— Begin Given records —

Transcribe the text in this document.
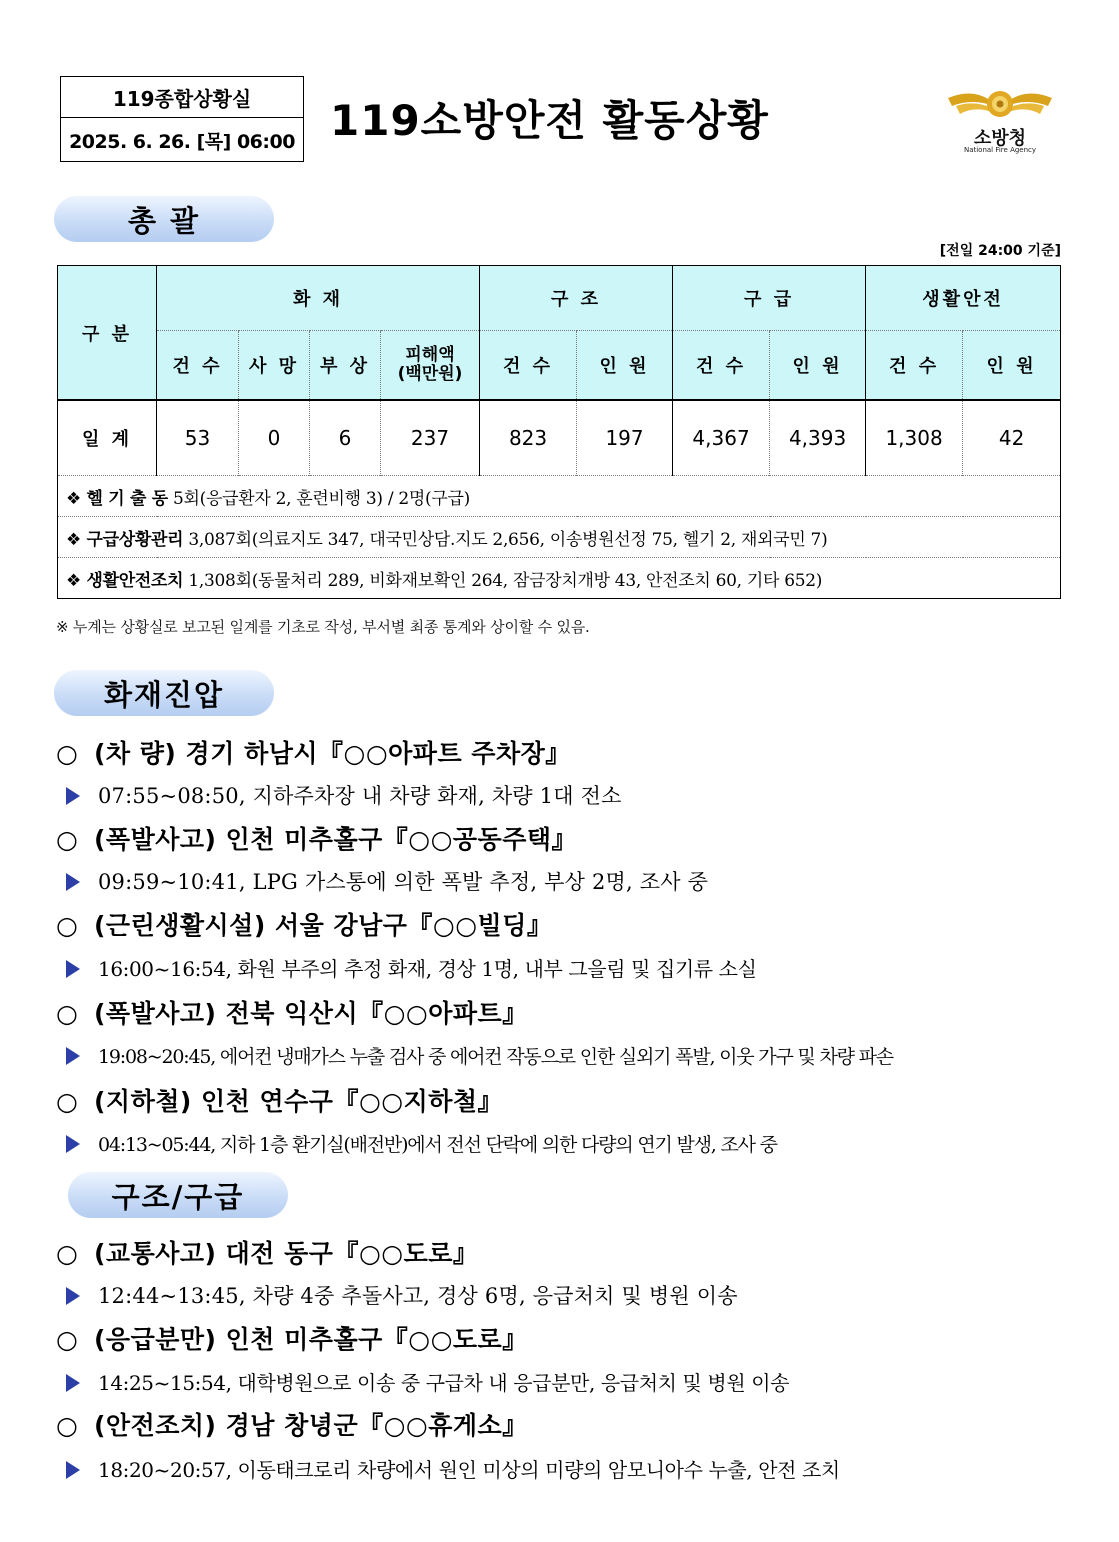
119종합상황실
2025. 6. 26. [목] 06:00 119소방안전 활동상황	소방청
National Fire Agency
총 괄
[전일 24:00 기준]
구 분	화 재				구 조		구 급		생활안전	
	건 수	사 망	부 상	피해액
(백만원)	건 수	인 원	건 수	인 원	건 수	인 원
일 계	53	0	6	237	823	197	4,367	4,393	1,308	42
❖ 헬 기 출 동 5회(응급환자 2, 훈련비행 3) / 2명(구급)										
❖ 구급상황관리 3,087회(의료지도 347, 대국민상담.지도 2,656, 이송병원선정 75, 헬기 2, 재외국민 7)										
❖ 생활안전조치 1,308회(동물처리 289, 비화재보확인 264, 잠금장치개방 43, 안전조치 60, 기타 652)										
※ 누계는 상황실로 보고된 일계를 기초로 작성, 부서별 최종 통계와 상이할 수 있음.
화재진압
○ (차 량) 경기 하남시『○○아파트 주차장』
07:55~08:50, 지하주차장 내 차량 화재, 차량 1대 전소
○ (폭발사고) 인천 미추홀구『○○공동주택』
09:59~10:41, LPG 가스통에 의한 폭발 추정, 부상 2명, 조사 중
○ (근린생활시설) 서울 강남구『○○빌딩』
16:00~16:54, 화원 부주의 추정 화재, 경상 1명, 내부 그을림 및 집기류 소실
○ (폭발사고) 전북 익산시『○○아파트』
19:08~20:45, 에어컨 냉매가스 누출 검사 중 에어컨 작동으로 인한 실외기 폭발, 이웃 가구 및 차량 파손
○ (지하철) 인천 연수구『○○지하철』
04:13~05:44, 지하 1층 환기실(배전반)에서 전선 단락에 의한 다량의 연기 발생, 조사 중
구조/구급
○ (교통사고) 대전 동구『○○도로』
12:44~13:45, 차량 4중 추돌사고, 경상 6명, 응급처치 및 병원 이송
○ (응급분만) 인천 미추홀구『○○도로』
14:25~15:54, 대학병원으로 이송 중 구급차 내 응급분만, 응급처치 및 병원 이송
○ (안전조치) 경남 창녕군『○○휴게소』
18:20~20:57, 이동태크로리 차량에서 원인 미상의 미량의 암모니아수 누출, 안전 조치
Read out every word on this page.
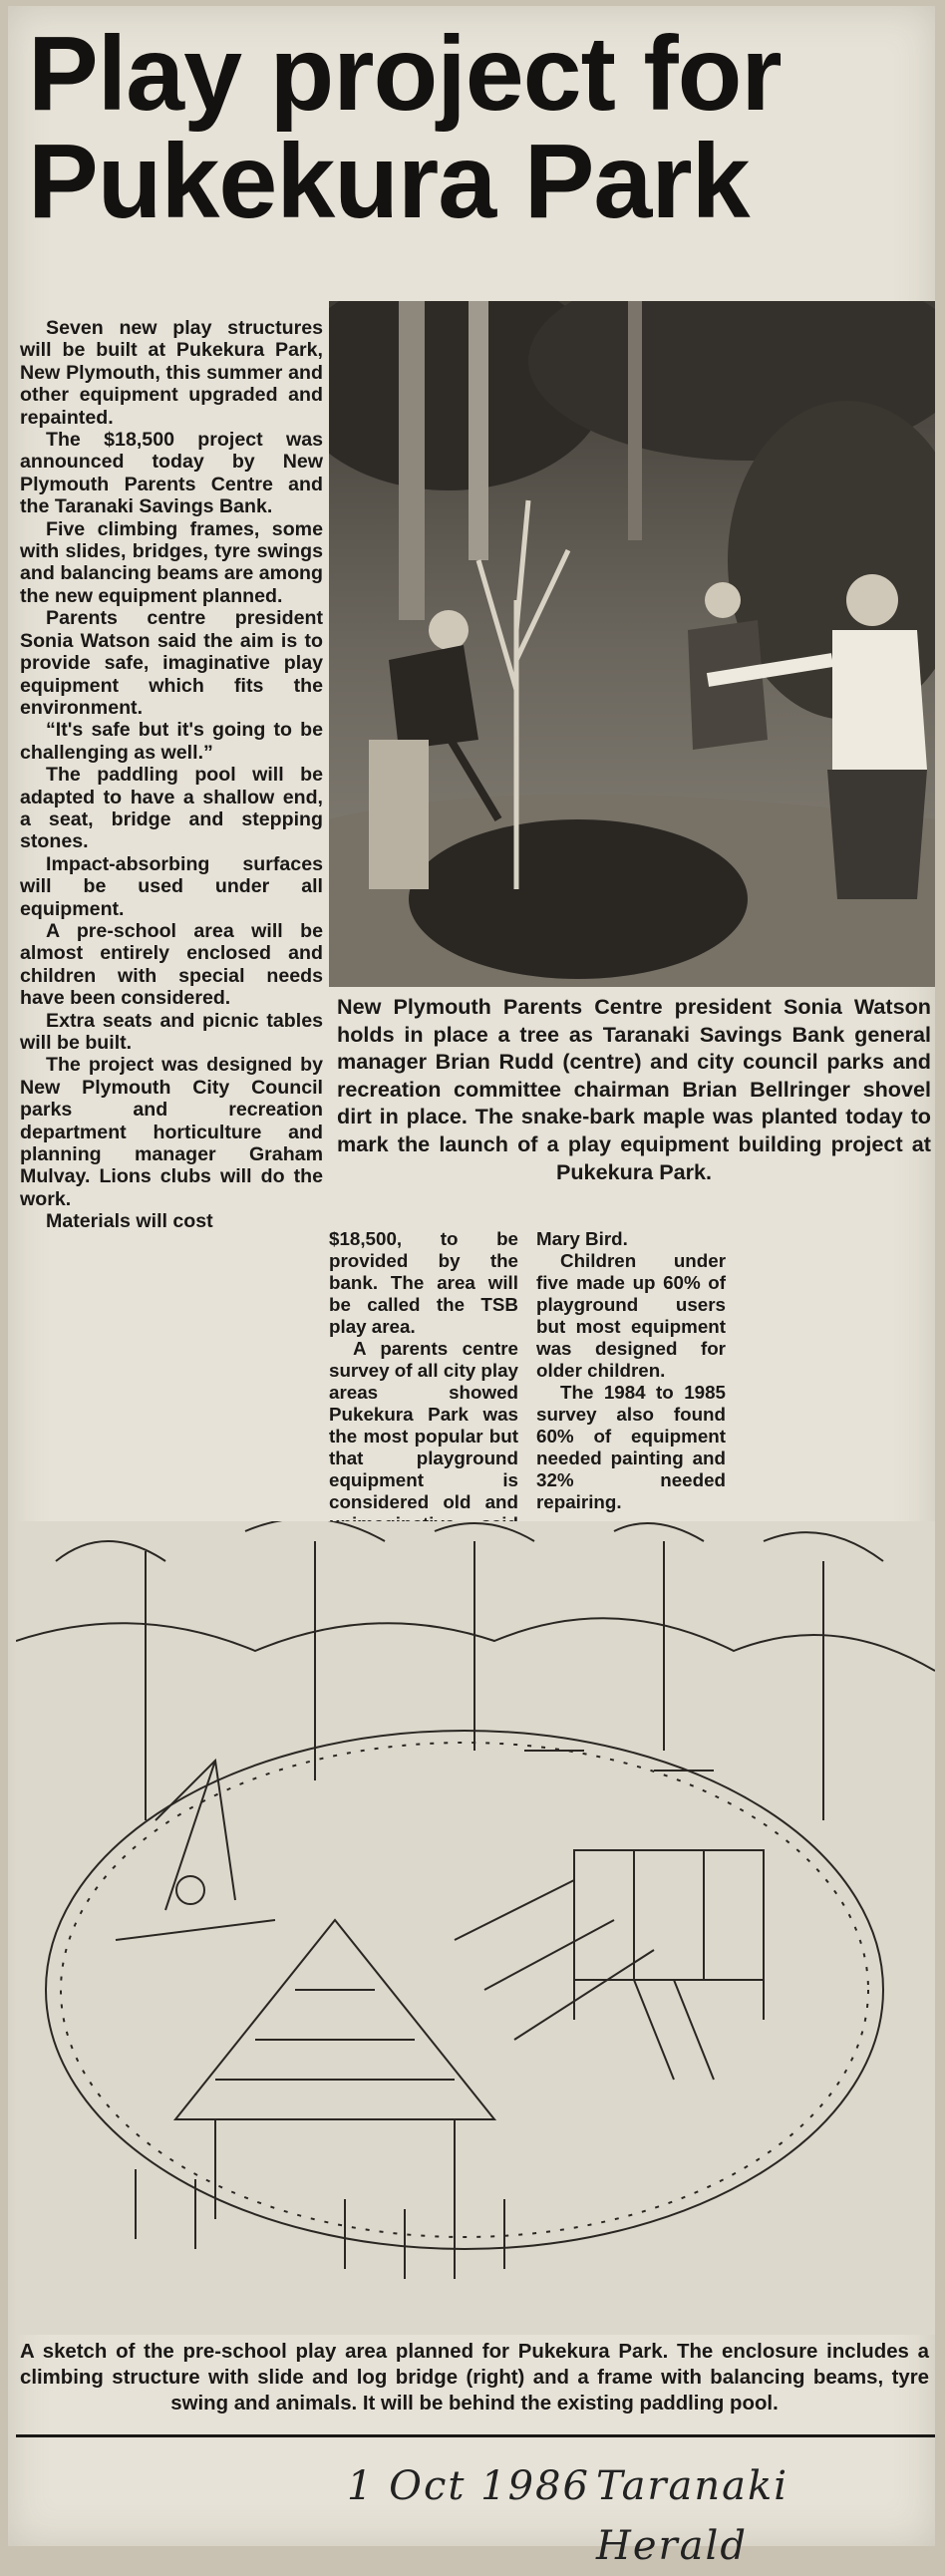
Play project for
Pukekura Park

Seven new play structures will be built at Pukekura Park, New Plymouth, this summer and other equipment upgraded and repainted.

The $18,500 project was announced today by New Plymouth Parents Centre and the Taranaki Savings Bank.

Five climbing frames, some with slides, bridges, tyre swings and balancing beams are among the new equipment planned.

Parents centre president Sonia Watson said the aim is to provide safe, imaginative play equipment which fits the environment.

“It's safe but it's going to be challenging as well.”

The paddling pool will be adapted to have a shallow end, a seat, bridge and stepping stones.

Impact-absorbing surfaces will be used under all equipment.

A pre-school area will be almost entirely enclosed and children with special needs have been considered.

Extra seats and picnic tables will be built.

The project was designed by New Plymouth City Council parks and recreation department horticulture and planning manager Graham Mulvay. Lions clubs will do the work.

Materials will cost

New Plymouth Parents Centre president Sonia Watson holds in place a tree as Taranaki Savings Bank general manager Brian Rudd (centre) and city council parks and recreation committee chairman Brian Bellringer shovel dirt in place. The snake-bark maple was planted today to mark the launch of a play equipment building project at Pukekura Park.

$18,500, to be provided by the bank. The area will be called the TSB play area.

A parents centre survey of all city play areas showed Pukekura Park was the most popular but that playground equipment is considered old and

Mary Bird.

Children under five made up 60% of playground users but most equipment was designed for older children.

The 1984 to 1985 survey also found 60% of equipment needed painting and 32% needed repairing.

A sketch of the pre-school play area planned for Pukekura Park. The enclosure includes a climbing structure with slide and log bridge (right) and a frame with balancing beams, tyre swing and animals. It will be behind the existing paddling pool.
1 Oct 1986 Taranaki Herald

— End Given records —

## Task description
Would you mind returning each entry above word for word, skipping the images?

## The completed task
Transcribe the text in this document.
119종합상황실
2025. 6. 26. [목] 06:00 119소방안전 활동상황	소방청
National Fire Agency
총 괄
[전일 24:00 기준]
구 분	화 재				구 조		구 급		생활안전	
	건 수	사 망	부 상	피해액
(백만원)	건 수	인 원	건 수	인 원	건 수	인 원
일 계	53	0	6	237	823	197	4,367	4,393	1,308	42
❖ 헬 기 출 동 5회(응급환자 2, 훈련비행 3) / 2명(구급)										
❖ 구급상황관리 3,087회(의료지도 347, 대국민상담.지도 2,656, 이송병원선정 75, 헬기 2, 재외국민 7)										
❖ 생활안전조치 1,308회(동물처리 289, 비화재보확인 264, 잠금장치개방 43, 안전조치 60, 기타 652)										
※ 누계는 상황실로 보고된 일계를 기초로 작성, 부서별 최종 통계와 상이할 수 있음.
화재진압
○ (차 량) 경기 하남시『○○아파트 주차장』
07:55~08:50, 지하주차장 내 차량 화재, 차량 1대 전소
○ (폭발사고) 인천 미추홀구『○○공동주택』
09:59~10:41, LPG 가스통에 의한 폭발 추정, 부상 2명, 조사 중
○ (근린생활시설) 서울 강남구『○○빌딩』
16:00~16:54, 화원 부주의 추정 화재, 경상 1명, 내부 그을림 및 집기류 소실
○ (폭발사고) 전북 익산시『○○아파트』
19:08~20:45, 에어컨 냉매가스 누출 검사 중 에어컨 작동으로 인한 실외기 폭발, 이웃 가구 및 차량 파손
○ (지하철) 인천 연수구『○○지하철』
04:13~05:44, 지하 1층 환기실(배전반)에서 전선 단락에 의한 다량의 연기 발생, 조사 중
구조/구급
○ (교통사고) 대전 동구『○○도로』
12:44~13:45, 차량 4중 추돌사고, 경상 6명, 응급처치 및 병원 이송
○ (응급분만) 인천 미추홀구『○○도로』
14:25~15:54, 대학병원으로 이송 중 구급차 내 응급분만, 응급처치 및 병원 이송
○ (안전조치) 경남 창녕군『○○휴게소』
18:20~20:57, 이동태크로리 차량에서 원인 미상의 미량의 암모니아수 누출, 안전 조치
Read out every word on this page.
Play project for
Pukekura Park

Seven new play structures will be built at Pukekura Park, New Plymouth, this summer and other equipment upgraded and repainted.

The $18,500 project was announced today by New Plymouth Parents Centre and the Taranaki Savings Bank.

Five climbing frames, some with slides, bridges, tyre swings and balancing beams are among the new equipment planned.

Parents centre president Sonia Watson said the aim is to provide safe, imaginative play equipment which fits the environment.

“It's safe but it's going to be challenging as well.”

The paddling pool will be adapted to have a shallow end, a seat, bridge and stepping stones.

Impact-absorbing surfaces will be used under all equipment.

A pre-school area will be almost entirely enclosed and children with special needs have been considered.

Extra seats and picnic tables will be built.

The project was designed by New Plymouth City Council parks and recreation department horticulture and planning manager Graham Mulvay. Lions clubs will do the work.

Materials will cost

New Plymouth Parents Centre president Sonia Watson holds in place a tree as Taranaki Savings Bank general manager Brian Rudd (centre) and city council parks and recreation committee chairman Brian Bellringer shovel dirt in place. The snake-bark maple was planted today to mark the launch of a play equipment building project at Pukekura Park.

$18,500, to be provided by the bank. The area will be called the TSB play area.

A parents centre survey of all city play areas showed Pukekura Park was the most popular but that playground equipment is considered old and

Mary Bird.

Children under five made up 60% of playground users but most equipment was designed for older children.

The 1984 to 1985 survey also found 60% of equipment needed painting and 32% needed repairing.

A sketch of the pre-school play area planned for Pukekura Park. The enclosure includes a climbing structure with slide and log bridge (right) and a frame with balancing beams, tyre swing and animals. It will be behind the existing paddling pool.
1 Oct 1986 Taranaki Herald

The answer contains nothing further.